## Supplied records
****************************************
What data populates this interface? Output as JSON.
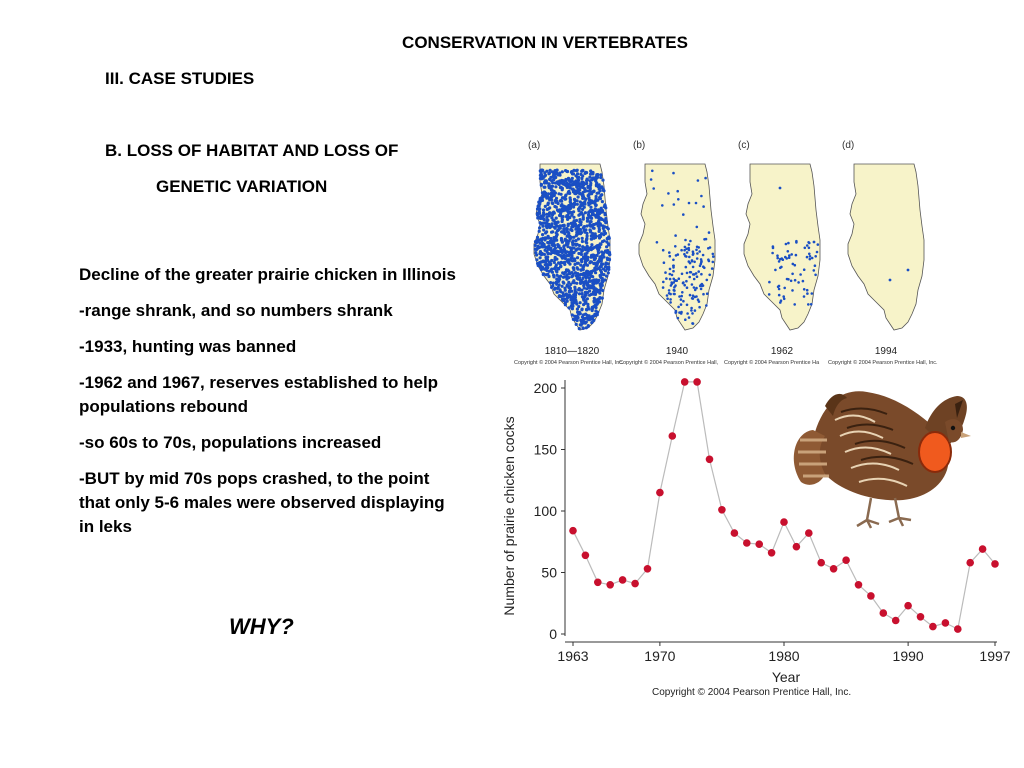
{
  "slide": {
    "title": "CONSERVATION IN VERTEBRATES",
    "section": "III. CASE STUDIES",
    "subsection_line1": "B. LOSS OF HABITAT AND LOSS OF",
    "subsection_line2": "GENETIC VARIATION",
    "bullets": [
      "Decline of the greater prairie chicken in Illinois",
      "-range shrank, and so numbers shrank",
      "-1933, hunting was banned",
      "-1962 and 1967, reserves established to help populations rebound",
      "-so 60s to 70s, populations increased",
      "-BUT by mid 70s pops crashed, to the point that only 5-6 males were observed displaying in leks"
    ],
    "why": "WHY?"
  },
  "maps": {
    "panels": [
      {
        "letter": "(a)",
        "years": "1810—1820"
      },
      {
        "letter": "(b)",
        "years": "1940"
      },
      {
        "letter": "(c)",
        "years": "1962"
      },
      {
        "letter": "(d)",
        "years": "1994"
      }
    ],
    "copyrights": [
      "Copyright © 2004 Pearson Prentice Hall, Inc.",
      "Copyright © 2004 Pearson Prentice Hall,",
      "Copyright © 2004 Pearson Prentice Ha",
      "Copyright © 2004 Pearson Prentice Hall, Inc."
    ],
    "colors": {
      "land": "#f7f3c9",
      "dots": "#1a4fc4",
      "outline": "#555555"
    }
  },
  "chart_data": {
    "type": "line",
    "ylabel": "Number of prairie chicken cocks",
    "xlabel": "Year",
    "xlim": [
      1963,
      1997
    ],
    "ylim": [
      0,
      200
    ],
    "x_ticks": [
      1963,
      1970,
      1980,
      1990,
      1997
    ],
    "y_ticks": [
      0,
      50,
      100,
      150,
      200
    ],
    "x": [
      1963,
      1964,
      1965,
      1966,
      1967,
      1968,
      1969,
      1970,
      1971,
      1972,
      1973,
      1974,
      1975,
      1976,
      1977,
      1978,
      1979,
      1980,
      1981,
      1982,
      1983,
      1984,
      1985,
      1986,
      1987,
      1988,
      1989,
      1990,
      1991,
      1992,
      1993,
      1994,
      1995,
      1996,
      1997
    ],
    "values": [
      84,
      64,
      42,
      40,
      44,
      41,
      53,
      115,
      161,
      205,
      205,
      142,
      101,
      82,
      74,
      73,
      66,
      91,
      71,
      82,
      58,
      53,
      60,
      40,
      31,
      17,
      11,
      23,
      14,
      6,
      9,
      4,
      58,
      69,
      57
    ],
    "marker_color": "#c8102e",
    "line_color": "#bbbbbb",
    "copyright": "Copyright © 2004 Pearson Prentice Hall, Inc."
  }
}
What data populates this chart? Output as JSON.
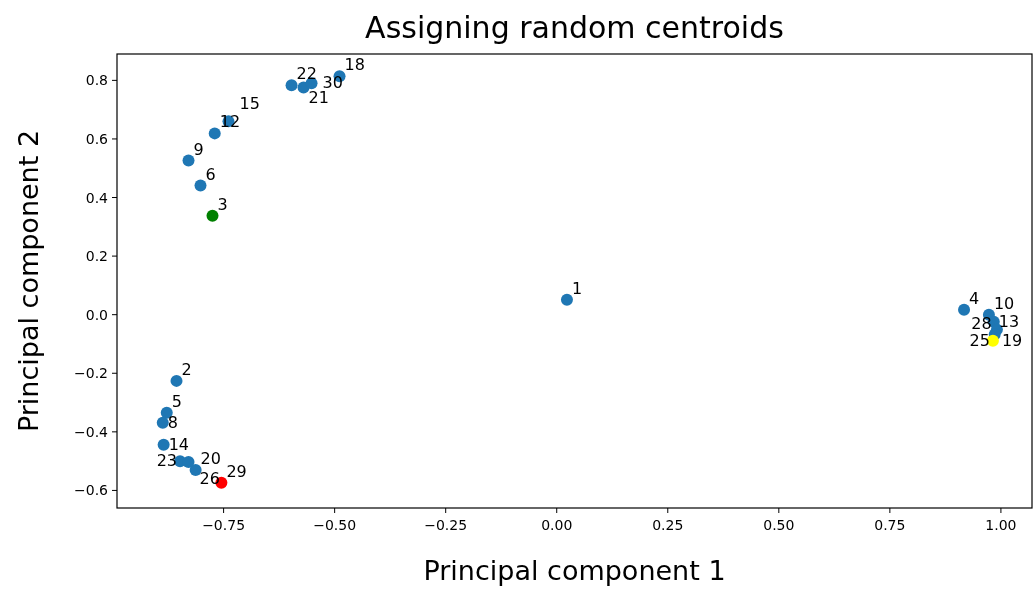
{
  "chart_data": {
    "type": "scatter",
    "title": "Assigning random centroids",
    "xlabel": "Principal component 1",
    "ylabel": "Principal component 2",
    "xlim": [
      -0.99,
      1.07
    ],
    "ylim": [
      -0.66,
      0.89
    ],
    "xticks": [
      {
        "value": -0.75,
        "label": "−0.75"
      },
      {
        "value": -0.5,
        "label": "−0.50"
      },
      {
        "value": -0.25,
        "label": "−0.25"
      },
      {
        "value": 0,
        "label": "0.00"
      },
      {
        "value": 0.25,
        "label": "0.25"
      },
      {
        "value": 0.5,
        "label": "0.50"
      },
      {
        "value": 0.75,
        "label": "0.75"
      },
      {
        "value": 1,
        "label": "1.00"
      }
    ],
    "yticks": [
      {
        "value": -0.6,
        "label": "−0.6"
      },
      {
        "value": -0.4,
        "label": "−0.4"
      },
      {
        "value": -0.2,
        "label": "−0.2"
      },
      {
        "value": 0,
        "label": "0.0"
      },
      {
        "value": 0.2,
        "label": "0.2"
      },
      {
        "value": 0.4,
        "label": "0.4"
      },
      {
        "value": 0.6,
        "label": "0.6"
      },
      {
        "value": 0.8,
        "label": "0.8"
      }
    ],
    "grid": false,
    "marker": "circle",
    "series": [
      {
        "color": "#1f77b4",
        "x": [
          0.023,
          -0.856,
          0.917,
          -0.878,
          -0.802,
          -0.887,
          -0.829,
          0.973,
          -0.77,
          -0.885,
          -0.739,
          -0.489,
          -0.813,
          -0.597,
          -0.57,
          -0.552,
          -0.848,
          -0.829,
          0.984,
          0.991,
          0.986
        ],
        "values": [
          0.051,
          -0.226,
          0.017,
          -0.335,
          0.441,
          -0.369,
          0.526,
          0.0,
          0.619,
          -0.444,
          0.66,
          0.814,
          -0.53,
          0.783,
          0.776,
          0.79,
          -0.5,
          -0.503,
          -0.024,
          -0.051,
          -0.068
        ]
      },
      {
        "color": "#008000",
        "x": [
          -0.775
        ],
        "values": [
          0.338
        ]
      },
      {
        "color": "#ff0000",
        "x": [
          -0.755
        ],
        "values": [
          -0.574
        ]
      },
      {
        "color": "#ffff00",
        "x": [
          0.982
        ],
        "values": [
          -0.089
        ]
      }
    ],
    "annotations": [
      {
        "text": "1",
        "x": 0.023,
        "y": 0.051
      },
      {
        "text": "2",
        "x": -0.856,
        "y": -0.226
      },
      {
        "text": "4",
        "x": 0.917,
        "y": 0.017
      },
      {
        "text": "5",
        "x": -0.878,
        "y": -0.335
      },
      {
        "text": "6",
        "x": -0.802,
        "y": 0.441
      },
      {
        "text": "8",
        "x": -0.887,
        "y": -0.369
      },
      {
        "text": "9",
        "x": -0.829,
        "y": 0.526
      },
      {
        "text": "10",
        "x": 0.973,
        "y": 0.0
      },
      {
        "text": "12",
        "x": -0.77,
        "y": 0.619
      },
      {
        "text": "14",
        "x": -0.885,
        "y": -0.444
      },
      {
        "text": "15",
        "x": -0.739,
        "y": 0.66
      },
      {
        "text": "18",
        "x": -0.489,
        "y": 0.814
      },
      {
        "text": "20",
        "x": -0.813,
        "y": -0.53
      },
      {
        "text": "22",
        "x": -0.597,
        "y": 0.783
      },
      {
        "text": "21",
        "x": -0.57,
        "y": 0.776
      },
      {
        "text": "30",
        "x": -0.552,
        "y": 0.79
      },
      {
        "text": "23",
        "x": -0.848,
        "y": -0.5
      },
      {
        "text": "26",
        "x": -0.829,
        "y": -0.503
      },
      {
        "text": "13",
        "x": 0.984,
        "y": -0.024
      },
      {
        "text": "19",
        "x": 0.991,
        "y": -0.051
      },
      {
        "text": "28",
        "x": 0.986,
        "y": -0.068
      },
      {
        "text": "3",
        "x": -0.775,
        "y": 0.338
      },
      {
        "text": "29",
        "x": -0.755,
        "y": -0.574
      },
      {
        "text": "25",
        "x": 0.982,
        "y": -0.089
      }
    ]
  }
}
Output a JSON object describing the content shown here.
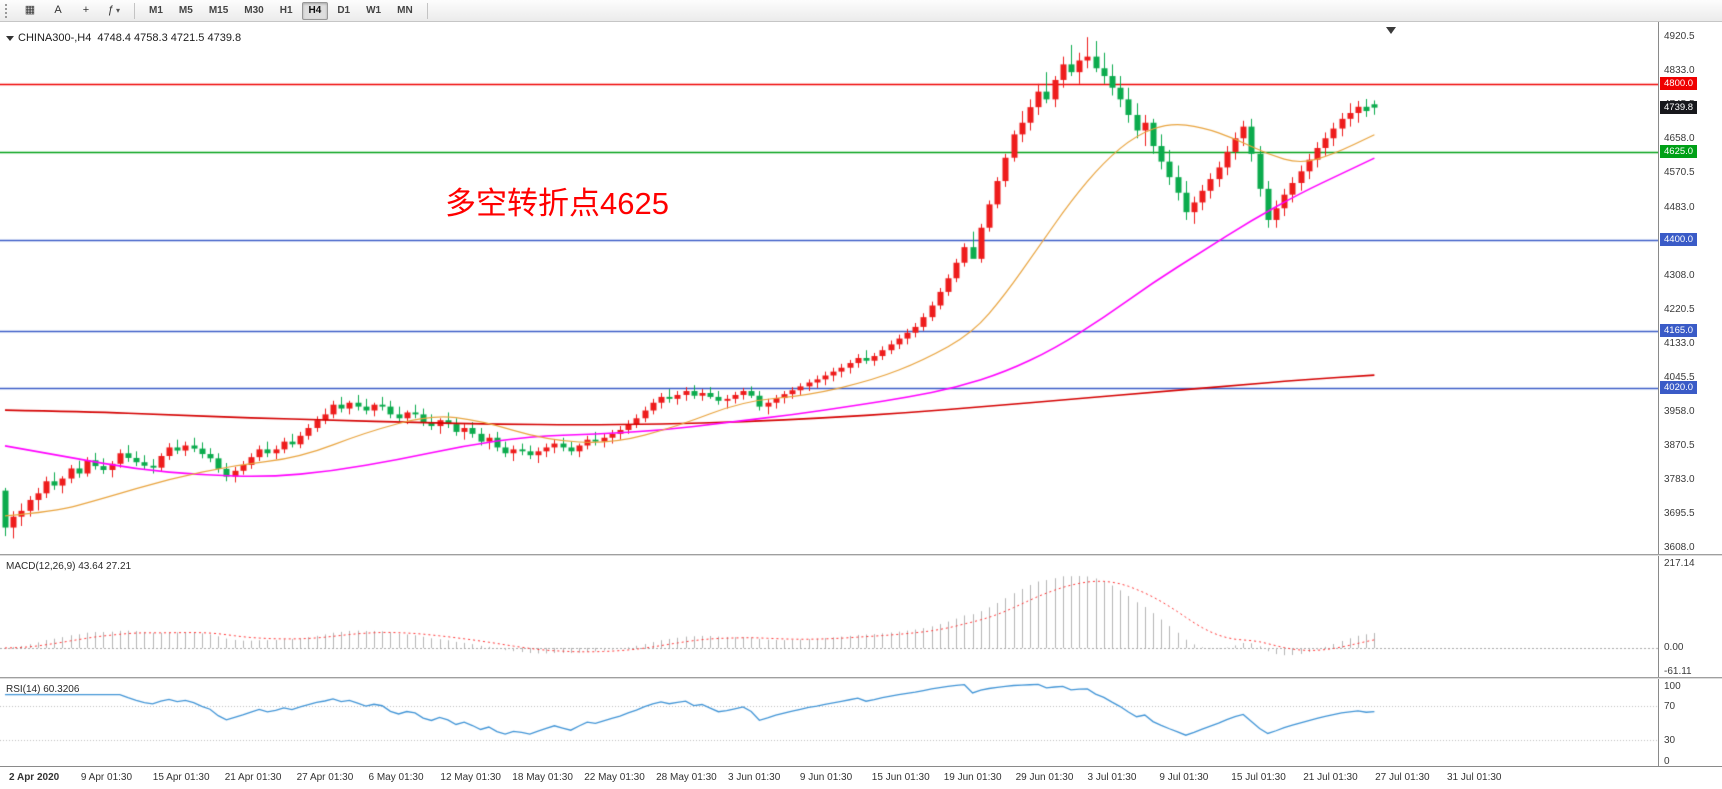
****************************************
## Problem requirements
Give the count of lines holding the word "prairie" and nothing more.

## Answer to this problem
2